Look through the material below for "icon". Copy every line that contains it.

(Data entries)
· · ·
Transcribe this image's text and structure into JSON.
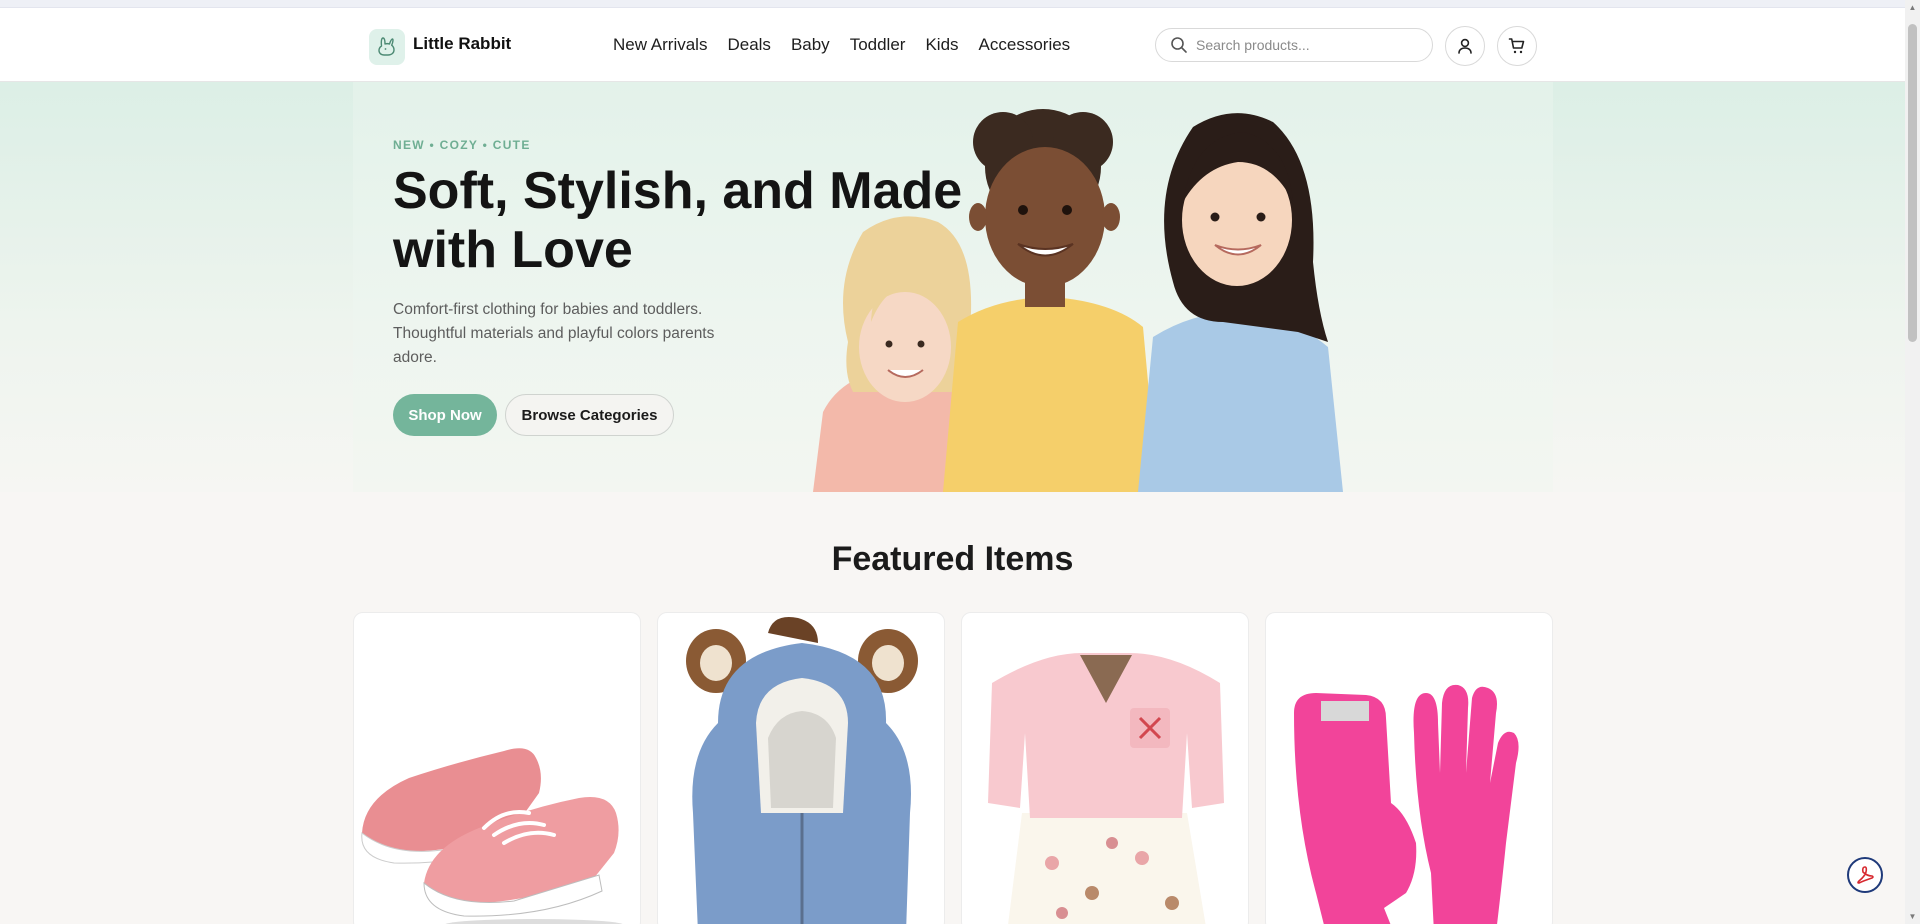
{
  "brand": {
    "name": "Little Rabbit",
    "logo_icon": "rabbit-icon"
  },
  "nav": {
    "items": [
      {
        "label": "New Arrivals"
      },
      {
        "label": "Deals"
      },
      {
        "label": "Baby"
      },
      {
        "label": "Toddler"
      },
      {
        "label": "Kids"
      },
      {
        "label": "Accessories"
      }
    ]
  },
  "search": {
    "placeholder": "Search products...",
    "value": "",
    "icon": "search-icon"
  },
  "header_actions": {
    "account_icon": "user-icon",
    "cart_icon": "cart-icon"
  },
  "hero": {
    "eyebrow": "NEW • COZY • CUTE",
    "title": "Soft, Stylish, and Made with Love",
    "subtitle": "Comfort-first clothing for babies and toddlers. Thoughtful materials and playful colors parents adore.",
    "primary_cta": "Shop Now",
    "secondary_cta": "Browse Categories"
  },
  "featured": {
    "heading": "Featured Items",
    "items": [
      {
        "image": "pink-sneakers"
      },
      {
        "image": "blue-fleece-hooded-vest"
      },
      {
        "image": "pink-cardigan-dress-set"
      },
      {
        "image": "pink-knit-gloves"
      }
    ]
  },
  "colors": {
    "accent": "#74b59b",
    "hero_bg": "#e3f2ea",
    "page_bg": "#f8f6f4"
  },
  "floating": {
    "icon": "adobe-pdf-icon"
  }
}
· · ·
→ RESPONSE
    "logo_icon": "rabbit-icon"
    "icon": "search-icon"
    "account_icon": "user-icon",
    "cart_icon": "cart-icon"
    "icon": "adobe-pdf-icon"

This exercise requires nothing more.